• [WHAT THE TASK ASKS] Retype each entry below, keeping every character the same.
-- Start DATASET EXCERPTS --
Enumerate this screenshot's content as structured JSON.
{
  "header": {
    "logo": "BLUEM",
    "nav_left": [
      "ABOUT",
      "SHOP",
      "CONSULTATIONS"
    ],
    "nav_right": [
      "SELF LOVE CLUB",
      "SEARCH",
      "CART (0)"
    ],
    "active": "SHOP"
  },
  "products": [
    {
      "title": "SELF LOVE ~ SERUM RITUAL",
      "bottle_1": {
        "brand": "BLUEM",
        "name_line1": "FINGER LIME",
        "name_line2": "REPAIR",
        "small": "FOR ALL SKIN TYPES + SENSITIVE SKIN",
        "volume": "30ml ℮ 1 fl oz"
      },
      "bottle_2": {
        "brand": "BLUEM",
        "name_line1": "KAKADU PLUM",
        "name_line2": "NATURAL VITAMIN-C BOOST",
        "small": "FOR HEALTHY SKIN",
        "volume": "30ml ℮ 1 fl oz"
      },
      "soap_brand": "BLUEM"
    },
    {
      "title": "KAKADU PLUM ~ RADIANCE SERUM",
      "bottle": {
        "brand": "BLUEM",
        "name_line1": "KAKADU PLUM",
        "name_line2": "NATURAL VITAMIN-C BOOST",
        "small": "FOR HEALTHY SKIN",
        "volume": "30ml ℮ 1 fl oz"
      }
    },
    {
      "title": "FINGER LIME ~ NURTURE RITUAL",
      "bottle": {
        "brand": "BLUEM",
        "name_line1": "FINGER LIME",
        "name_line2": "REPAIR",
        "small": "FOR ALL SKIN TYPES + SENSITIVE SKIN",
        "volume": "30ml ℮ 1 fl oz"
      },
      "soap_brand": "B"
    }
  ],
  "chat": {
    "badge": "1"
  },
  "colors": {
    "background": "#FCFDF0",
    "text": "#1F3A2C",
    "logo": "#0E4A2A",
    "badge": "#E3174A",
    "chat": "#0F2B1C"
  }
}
-- End DATASET EXCERPTS --
• [FINISHED TASK]
Enumerate this screenshot's content as structured JSON.
{
  "header": {
    "logo": "BLUEM",
    "nav_left": [
      "ABOUT",
      "SHOP",
      "CONSULTATIONS"
    ],
    "nav_right": [
      "SELF LOVE CLUB",
      "SEARCH",
      "CART (0)"
    ],
    "active": "SHOP"
  },
  "products": [
    {
      "title": "SELF LOVE ~ SERUM RITUAL",
      "bottle_1": {
        "brand": "BLUEM",
        "name_line1": "FINGER LIME",
        "name_line2": "REPAIR",
        "small": "FOR ALL SKIN TYPES + SENSITIVE SKIN",
        "volume": "30ml ℮ 1 fl oz"
      },
      "bottle_2": {
        "brand": "BLUEM",
        "name_line1": "KAKADU PLUM",
        "name_line2": "NATURAL VITAMIN-C BOOST",
        "small": "FOR HEALTHY SKIN",
        "volume": "30ml ℮ 1 fl oz"
      },
      "soap_brand": "BLUEM"
    },
    {
      "title": "KAKADU PLUM ~ RADIANCE SERUM",
      "bottle": {
        "brand": "BLUEM",
        "name_line1": "KAKADU PLUM",
        "name_line2": "NATURAL VITAMIN-C BOOST",
        "small": "FOR HEALTHY SKIN",
        "volume": "30ml ℮ 1 fl oz"
      }
    },
    {
      "title": "FINGER LIME ~ NURTURE RITUAL",
      "bottle": {
        "brand": "BLUEM",
        "name_line1": "FINGER LIME",
        "name_line2": "REPAIR",
        "small": "FOR ALL SKIN TYPES + SENSITIVE SKIN",
        "volume": "30ml ℮ 1 fl oz"
      },
      "soap_brand": "B"
    }
  ],
  "chat": {
    "badge": "1"
  },
  "colors": {
    "background": "#FCFDF0",
    "text": "#1F3A2C",
    "logo": "#0E4A2A",
    "badge": "#E3174A",
    "chat": "#0F2B1C"
  }
}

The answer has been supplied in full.